▶ _Exercise instructions_: Retype the whole listing verbatim and keep the pictures out of it.
——————
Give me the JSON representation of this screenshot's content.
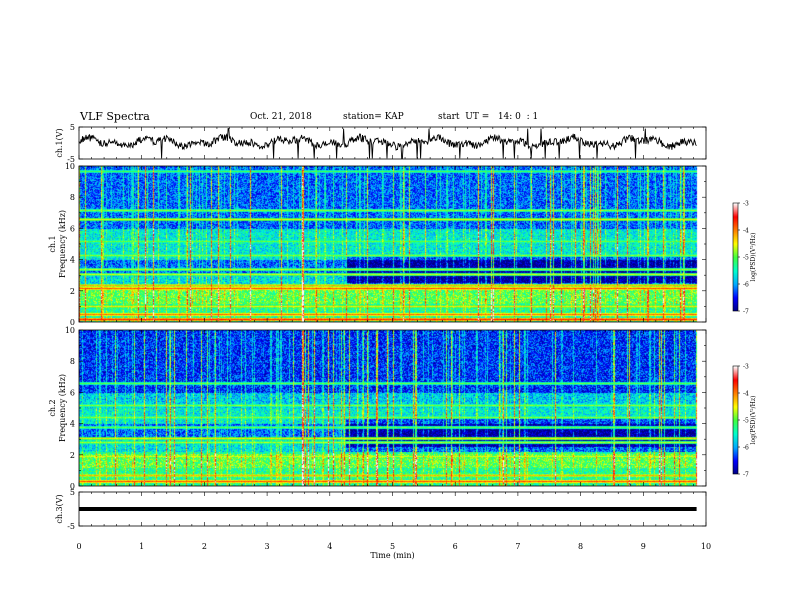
{
  "header": {
    "title": "VLF Spectra",
    "date": "Oct. 21, 2018",
    "station": "station= KAP",
    "start": "start  UT =   14: 0  : 1"
  },
  "chart_data": [
    {
      "type": "line",
      "panel": "ch1-waveform",
      "ylabel": "ch.1(V)",
      "ylim": [
        -5,
        5
      ],
      "y_ticks": [
        "5",
        "-5"
      ],
      "x_range_min": [
        0,
        10
      ],
      "data_end_min": 9.85,
      "baseline_V": 0.3,
      "noise_amplitude_V": 2.5,
      "color": "#000000"
    },
    {
      "type": "heatmap",
      "panel": "ch1-spectrogram",
      "ylabel": "ch.1\nFrequency (kHz)",
      "ylim": [
        0,
        10
      ],
      "y_ticks": [
        "0",
        "2",
        "4",
        "6",
        "8",
        "10"
      ],
      "x_range_min": [
        0,
        10
      ],
      "data_end_min": 9.85,
      "shift_time_min": 4.25,
      "colorbar": {
        "label": "log(PSD)(V²/Hz)",
        "range": [
          -7,
          -3
        ],
        "ticks": [
          "-3",
          "-4",
          "-5",
          "-6",
          "-7"
        ],
        "colors": [
          "#000080",
          "#0000ff",
          "#00aaff",
          "#00ffcc",
          "#40ff40",
          "#ffff00",
          "#ff8000",
          "#ff0000",
          "#ffffff"
        ]
      },
      "horizontal_lines": [
        {
          "freq_kHz": 0.2,
          "level": -3.6
        },
        {
          "freq_kHz": 0.5,
          "level": -3.9
        },
        {
          "freq_kHz": 1.0,
          "level": -4.4
        },
        {
          "freq_kHz": 2.15,
          "level": -3.8
        },
        {
          "freq_kHz": 2.4,
          "level": -4.2
        },
        {
          "freq_kHz": 3.05,
          "level": -4.6
        },
        {
          "freq_kHz": 3.4,
          "level": -4.7
        },
        {
          "freq_kHz": 4.3,
          "level": -4.8
        },
        {
          "freq_kHz": 5.2,
          "level": -4.9
        },
        {
          "freq_kHz": 6.6,
          "level": -4.5
        },
        {
          "freq_kHz": 7.2,
          "level": -4.8
        },
        {
          "freq_kHz": 9.7,
          "level": -5.0
        }
      ],
      "bright_sferic_time_min": 3.55
    },
    {
      "type": "heatmap",
      "panel": "ch2-spectrogram",
      "ylabel": "ch.2\nFrequency (kHz)",
      "ylim": [
        0,
        10
      ],
      "y_ticks": [
        "0",
        "2",
        "4",
        "6",
        "8",
        "10"
      ],
      "x_range_min": [
        0,
        10
      ],
      "data_end_min": 9.85,
      "shift_time_min": 4.25,
      "colorbar": {
        "label": "log(PSD)(V²/Hz)",
        "range": [
          -7,
          -3
        ],
        "ticks": [
          "-3",
          "-4",
          "-5",
          "-6",
          "-7"
        ],
        "colors": [
          "#000080",
          "#0000ff",
          "#00aaff",
          "#00ffcc",
          "#40ff40",
          "#ffff00",
          "#ff8000",
          "#ff0000",
          "#ffffff"
        ]
      },
      "horizontal_lines": [
        {
          "freq_kHz": 0.3,
          "level": -3.8
        },
        {
          "freq_kHz": 0.7,
          "level": -4.2
        },
        {
          "freq_kHz": 1.9,
          "level": -4.6
        },
        {
          "freq_kHz": 2.8,
          "level": -4.7
        },
        {
          "freq_kHz": 3.1,
          "level": -4.4
        },
        {
          "freq_kHz": 3.8,
          "level": -4.9
        },
        {
          "freq_kHz": 4.4,
          "level": -4.8
        },
        {
          "freq_kHz": 5.2,
          "level": -4.8
        },
        {
          "freq_kHz": 6.6,
          "level": -4.9
        }
      ],
      "bright_sferic_time_min": 3.55
    },
    {
      "type": "line",
      "panel": "ch3-waveform",
      "ylabel": "ch.3(V)",
      "ylim": [
        -5,
        5
      ],
      "y_ticks": [
        "5",
        "-5"
      ],
      "x_range_min": [
        0,
        10
      ],
      "data_end_min": 9.85,
      "baseline_V": 0.0,
      "color": "#000000",
      "xlabel": "Time (min)",
      "x_ticks": [
        "0",
        "1",
        "2",
        "3",
        "4",
        "5",
        "6",
        "7",
        "8",
        "9",
        "10"
      ]
    }
  ]
}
——————
▶ _Solution to the exercise_:
Give me the JSON representation of this screenshot's content.
{
  "header": {
    "title": "VLF Spectra",
    "date": "Oct. 21, 2018",
    "station": "station= KAP",
    "start": "start  UT =   14: 0  : 1"
  },
  "chart_data": [
    {
      "type": "line",
      "panel": "ch1-waveform",
      "ylabel": "ch.1(V)",
      "ylim": [
        -5,
        5
      ],
      "y_ticks": [
        "5",
        "-5"
      ],
      "x_range_min": [
        0,
        10
      ],
      "data_end_min": 9.85,
      "baseline_V": 0.3,
      "noise_amplitude_V": 2.5,
      "color": "#000000"
    },
    {
      "type": "heatmap",
      "panel": "ch1-spectrogram",
      "ylabel": "ch.1\nFrequency (kHz)",
      "ylim": [
        0,
        10
      ],
      "y_ticks": [
        "0",
        "2",
        "4",
        "6",
        "8",
        "10"
      ],
      "x_range_min": [
        0,
        10
      ],
      "data_end_min": 9.85,
      "shift_time_min": 4.25,
      "colorbar": {
        "label": "log(PSD)(V²/Hz)",
        "range": [
          -7,
          -3
        ],
        "ticks": [
          "-3",
          "-4",
          "-5",
          "-6",
          "-7"
        ],
        "colors": [
          "#000080",
          "#0000ff",
          "#00aaff",
          "#00ffcc",
          "#40ff40",
          "#ffff00",
          "#ff8000",
          "#ff0000",
          "#ffffff"
        ]
      },
      "horizontal_lines": [
        {
          "freq_kHz": 0.2,
          "level": -3.6
        },
        {
          "freq_kHz": 0.5,
          "level": -3.9
        },
        {
          "freq_kHz": 1.0,
          "level": -4.4
        },
        {
          "freq_kHz": 2.15,
          "level": -3.8
        },
        {
          "freq_kHz": 2.4,
          "level": -4.2
        },
        {
          "freq_kHz": 3.05,
          "level": -4.6
        },
        {
          "freq_kHz": 3.4,
          "level": -4.7
        },
        {
          "freq_kHz": 4.3,
          "level": -4.8
        },
        {
          "freq_kHz": 5.2,
          "level": -4.9
        },
        {
          "freq_kHz": 6.6,
          "level": -4.5
        },
        {
          "freq_kHz": 7.2,
          "level": -4.8
        },
        {
          "freq_kHz": 9.7,
          "level": -5.0
        }
      ],
      "bright_sferic_time_min": 3.55
    },
    {
      "type": "heatmap",
      "panel": "ch2-spectrogram",
      "ylabel": "ch.2\nFrequency (kHz)",
      "ylim": [
        0,
        10
      ],
      "y_ticks": [
        "0",
        "2",
        "4",
        "6",
        "8",
        "10"
      ],
      "x_range_min": [
        0,
        10
      ],
      "data_end_min": 9.85,
      "shift_time_min": 4.25,
      "colorbar": {
        "label": "log(PSD)(V²/Hz)",
        "range": [
          -7,
          -3
        ],
        "ticks": [
          "-3",
          "-4",
          "-5",
          "-6",
          "-7"
        ],
        "colors": [
          "#000080",
          "#0000ff",
          "#00aaff",
          "#00ffcc",
          "#40ff40",
          "#ffff00",
          "#ff8000",
          "#ff0000",
          "#ffffff"
        ]
      },
      "horizontal_lines": [
        {
          "freq_kHz": 0.3,
          "level": -3.8
        },
        {
          "freq_kHz": 0.7,
          "level": -4.2
        },
        {
          "freq_kHz": 1.9,
          "level": -4.6
        },
        {
          "freq_kHz": 2.8,
          "level": -4.7
        },
        {
          "freq_kHz": 3.1,
          "level": -4.4
        },
        {
          "freq_kHz": 3.8,
          "level": -4.9
        },
        {
          "freq_kHz": 4.4,
          "level": -4.8
        },
        {
          "freq_kHz": 5.2,
          "level": -4.8
        },
        {
          "freq_kHz": 6.6,
          "level": -4.9
        }
      ],
      "bright_sferic_time_min": 3.55
    },
    {
      "type": "line",
      "panel": "ch3-waveform",
      "ylabel": "ch.3(V)",
      "ylim": [
        -5,
        5
      ],
      "y_ticks": [
        "5",
        "-5"
      ],
      "x_range_min": [
        0,
        10
      ],
      "data_end_min": 9.85,
      "baseline_V": 0.0,
      "color": "#000000",
      "xlabel": "Time (min)",
      "x_ticks": [
        "0",
        "1",
        "2",
        "3",
        "4",
        "5",
        "6",
        "7",
        "8",
        "9",
        "10"
      ]
    }
  ]
}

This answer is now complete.